→ **Goal of the exercise**
Each line of the records must appear in your answer exactly, with no pictures.

Given information: Begin

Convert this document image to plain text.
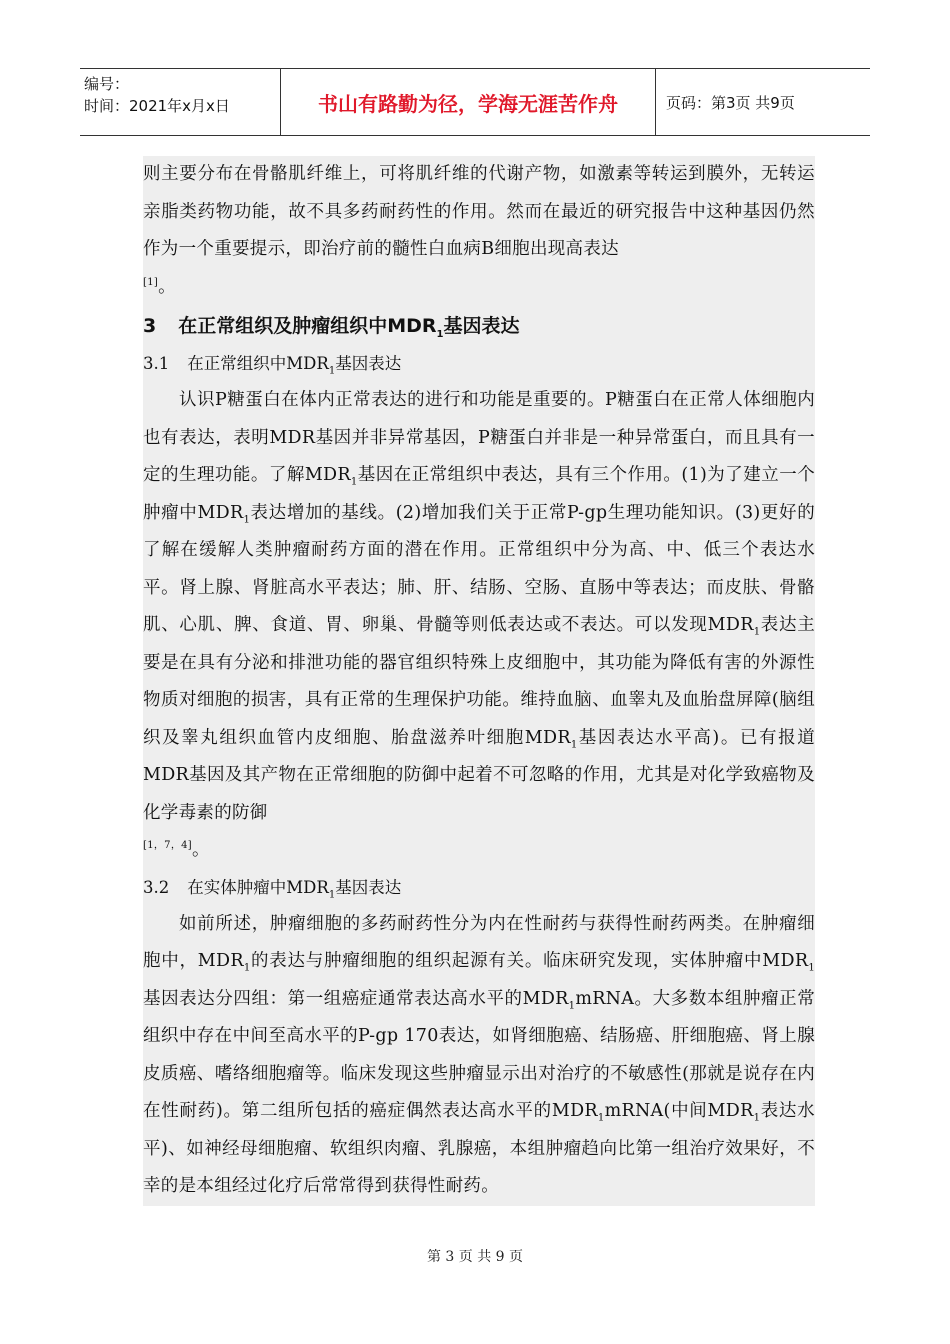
编号：
时间：2021年x月x日	书山有路勤为径，学海无涯苦作舟	页码：第3页 共9页

则主要分布在骨骼肌纤维上，可将肌纤维的代谢产物，如激素等转运到膜外，无转运亲脂类药物功能，故不具多药耐药性的作用。然而在最近的研究报告中这种基因仍然作为一个重要提示，即治疗前的髓性白血病B细胞出现高表达
[1]。

3 在正常组织及肿瘤组织中$MDR_1$基因表达

3.1 在正常组织中$MDR_1$基因表达

认识P糖蛋白在体内正常表达的进行和功能是重要的。P糖蛋白在正常人体细胞内也有表达，表明MDR基因并非异常基因，P糖蛋白并非是一种异常蛋白，而且具有一定的生理功能。了解$MDR_1$基因在正常组织中表达，具有三个作用。(1)为了建立一个肿瘤中$MDR_1$表达增加的基线。(2)增加我们关于正常P-gp生理功能知识。(3)更好的了解在缓解人类肿瘤耐药方面的潜在作用。正常组织中分为高、中、低三个表达水平。肾上腺、肾脏高水平表达；肺、肝、结肠、空肠、直肠中等表达；而皮肤、骨骼肌、心肌、脾、食道、胃、卵巢、骨髓等则低表达或不表达。可以发现$MDR_1$表达主要是在具有分泌和排泄功能的器官组织特殊上皮细胞中，其功能为降低有害的外源性物质对细胞的损害，具有正常的生理保护功能。维持血脑、血睾丸及血胎盘屏障(脑组织及睾丸组织血管内皮细胞、胎盘滋养叶细胞$MDR_1$基因表达水平高)。已有报道MDR基因及其产物在正常细胞的防御中起着不可忽略的作用，尤其是对化学致癌物及化学毒素的防御
[1，7，4]。

3.2 在实体肿瘤中$MDR_1$基因表达

如前所述，肿瘤细胞的多药耐药性分为内在性耐药与获得性耐药两类。在肿瘤细胞中，$MDR_1$的表达与肿瘤细胞的组织起源有关。临床研究发现，实体肿瘤中$MDR_1$基因表达分四组：第一组癌症通常表达高水平的$MDR_1mRNA$。大多数本组肿瘤正常组织中存在中间至高水平的P-gp 170表达，如肾细胞癌、结肠癌、肝细胞癌、肾上腺皮质癌、嗜络细胞瘤等。临床发现这些肿瘤显示出对治疗的不敏感性(那就是说存在内在性耐药)。第二组所包括的癌症偶然表达高水平的$MDR_1mRNA$(中间$MDR_1$表达水平)、如神经母细胞瘤、软组织肉瘤、乳腺癌，本组肿瘤趋向比第一组治疗效果好，不幸的是本组经过化疗后常常得到获得性耐药。

第 3 页 共 9 页
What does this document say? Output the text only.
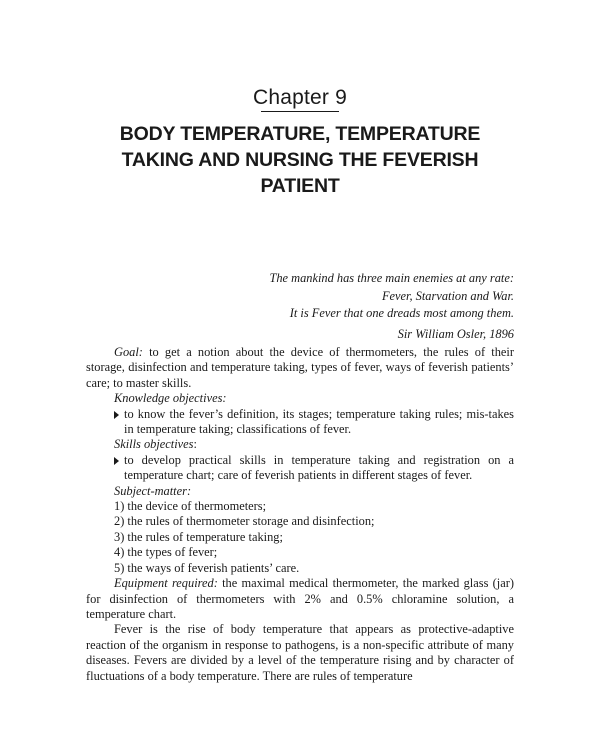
Chapter 9
BODY TEMPERATURE, TEMPERATURE
TAKING AND NURSING THE FEVERISH
PATIENT
The mankind has three main enemies at any rate:
Fever, Starvation and War.
It is Fever that one dreads most among them.
Sir William Osler, 1896

Goal: to get a notion about the device of thermometers, the rules of their storage, disinfection and temperature taking, types of fever, ways of feverish patients’ care; to master skills.

Knowledge objectives:

to know the fever’s definition, its stages; temperature taking rules; mis-takes in temperature taking; classifications of fever.

Skills objectives:

to develop practical skills in temperature taking and registration on a temperature chart; care of feverish patients in different stages of fever.

Subject-matter:

1) the device of thermometers;

2) the rules of thermometer storage and disinfection;

3) the rules of temperature taking;

4) the types of fever;

5) the ways of feverish patients’ care.

Equipment required: the maximal medical thermometer, the marked glass (jar) for disinfection of thermometers with 2% and 0.5% chloramine solution, a temperature chart.

Fever is the rise of body temperature that appears as protective-adaptive reaction of the organism in response to pathogens, is a non-specific attribute of many diseases. Fevers are divided by a level of the temperature rising and by character of fluctuations of a body temperature. There are rules of temperature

Given information: End

→ **Exercise response**
Convert this document image to plain text.
编号：
时间：2021年x月x日	书山有路勤为径，学海无涯苦作舟	页码：第3页 共9页

则主要分布在骨骼肌纤维上，可将肌纤维的代谢产物，如激素等转运到膜外，无转运亲脂类药物功能，故不具多药耐药性的作用。然而在最近的研究报告中这种基因仍然作为一个重要提示，即治疗前的髓性白血病B细胞出现高表达
[1]。

3 在正常组织及肿瘤组织中$MDR_1$基因表达

3.1 在正常组织中$MDR_1$基因表达

认识P糖蛋白在体内正常表达的进行和功能是重要的。P糖蛋白在正常人体细胞内也有表达，表明MDR基因并非异常基因，P糖蛋白并非是一种异常蛋白，而且具有一定的生理功能。了解$MDR_1$基因在正常组织中表达，具有三个作用。(1)为了建立一个肿瘤中$MDR_1$表达增加的基线。(2)增加我们关于正常P-gp生理功能知识。(3)更好的了解在缓解人类肿瘤耐药方面的潜在作用。正常组织中分为高、中、低三个表达水平。肾上腺、肾脏高水平表达；肺、肝、结肠、空肠、直肠中等表达；而皮肤、骨骼肌、心肌、脾、食道、胃、卵巢、骨髓等则低表达或不表达。可以发现$MDR_1$表达主要是在具有分泌和排泄功能的器官组织特殊上皮细胞中，其功能为降低有害的外源性物质对细胞的损害，具有正常的生理保护功能。维持血脑、血睾丸及血胎盘屏障(脑组织及睾丸组织血管内皮细胞、胎盘滋养叶细胞$MDR_1$基因表达水平高)。已有报道MDR基因及其产物在正常细胞的防御中起着不可忽略的作用，尤其是对化学致癌物及化学毒素的防御
[1，7，4]。

3.2 在实体肿瘤中$MDR_1$基因表达

如前所述，肿瘤细胞的多药耐药性分为内在性耐药与获得性耐药两类。在肿瘤细胞中，$MDR_1$的表达与肿瘤细胞的组织起源有关。临床研究发现，实体肿瘤中$MDR_1$基因表达分四组：第一组癌症通常表达高水平的$MDR_1mRNA$。大多数本组肿瘤正常组织中存在中间至高水平的P-gp 170表达，如肾细胞癌、结肠癌、肝细胞癌、肾上腺皮质癌、嗜络细胞瘤等。临床发现这些肿瘤显示出对治疗的不敏感性(那就是说存在内在性耐药)。第二组所包括的癌症偶然表达高水平的$MDR_1mRNA$(中间$MDR_1$表达水平)、如神经母细胞瘤、软组织肉瘤、乳腺癌，本组肿瘤趋向比第一组治疗效果好，不幸的是本组经过化疗后常常得到获得性耐药。

第 3 页 共 9 页
What does this document say? Output the text only.
Chapter 9
BODY TEMPERATURE, TEMPERATURE
TAKING AND NURSING THE FEVERISH
PATIENT
The mankind has three main enemies at any rate:
Fever, Starvation and War.
It is Fever that one dreads most among them.
Sir William Osler, 1896

Goal: to get a notion about the device of thermometers, the rules of their storage, disinfection and temperature taking, types of fever, ways of feverish patients’ care; to master skills.

Knowledge objectives:

to know the fever’s definition, its stages; temperature taking rules; mis-takes in temperature taking; classifications of fever.

Skills objectives:

to develop practical skills in temperature taking and registration on a temperature chart; care of feverish patients in different stages of fever.

Subject-matter:

1) the device of thermometers;

2) the rules of thermometer storage and disinfection;

3) the rules of temperature taking;

4) the types of fever;

5) the ways of feverish patients’ care.

Equipment required: the maximal medical thermometer, the marked glass (jar) for disinfection of thermometers with 2% and 0.5% chloramine solution, a temperature chart.

Fever is the rise of body temperature that appears as protective-adaptive reaction of the organism in response to pathogens, is a non-specific attribute of many diseases. Fevers are divided by a level of the temperature rising and by character of fluctuations of a body temperature. There are rules of temperature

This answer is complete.